- [TASK DETAILS]
Every line below should be repeated exactly.

- [Collected data]
####
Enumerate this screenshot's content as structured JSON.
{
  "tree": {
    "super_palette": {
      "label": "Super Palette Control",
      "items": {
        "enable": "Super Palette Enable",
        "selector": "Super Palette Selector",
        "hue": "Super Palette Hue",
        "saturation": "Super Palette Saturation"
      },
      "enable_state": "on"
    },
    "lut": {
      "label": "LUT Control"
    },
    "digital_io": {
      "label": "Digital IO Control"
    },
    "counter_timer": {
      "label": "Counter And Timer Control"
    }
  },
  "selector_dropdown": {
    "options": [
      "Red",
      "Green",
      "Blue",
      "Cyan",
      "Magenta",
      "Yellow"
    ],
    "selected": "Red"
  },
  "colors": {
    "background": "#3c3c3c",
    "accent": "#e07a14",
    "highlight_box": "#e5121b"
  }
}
####
- [FINAL RESULT]
Enumerate this screenshot's content as structured JSON.
{
  "tree": {
    "super_palette": {
      "label": "Super Palette Control",
      "items": {
        "enable": "Super Palette Enable",
        "selector": "Super Palette Selector",
        "hue": "Super Palette Hue",
        "saturation": "Super Palette Saturation"
      },
      "enable_state": "on"
    },
    "lut": {
      "label": "LUT Control"
    },
    "digital_io": {
      "label": "Digital IO Control"
    },
    "counter_timer": {
      "label": "Counter And Timer Control"
    }
  },
  "selector_dropdown": {
    "options": [
      "Red",
      "Green",
      "Blue",
      "Cyan",
      "Magenta",
      "Yellow"
    ],
    "selected": "Red"
  },
  "colors": {
    "background": "#3c3c3c",
    "accent": "#e07a14",
    "highlight_box": "#e5121b"
  }
}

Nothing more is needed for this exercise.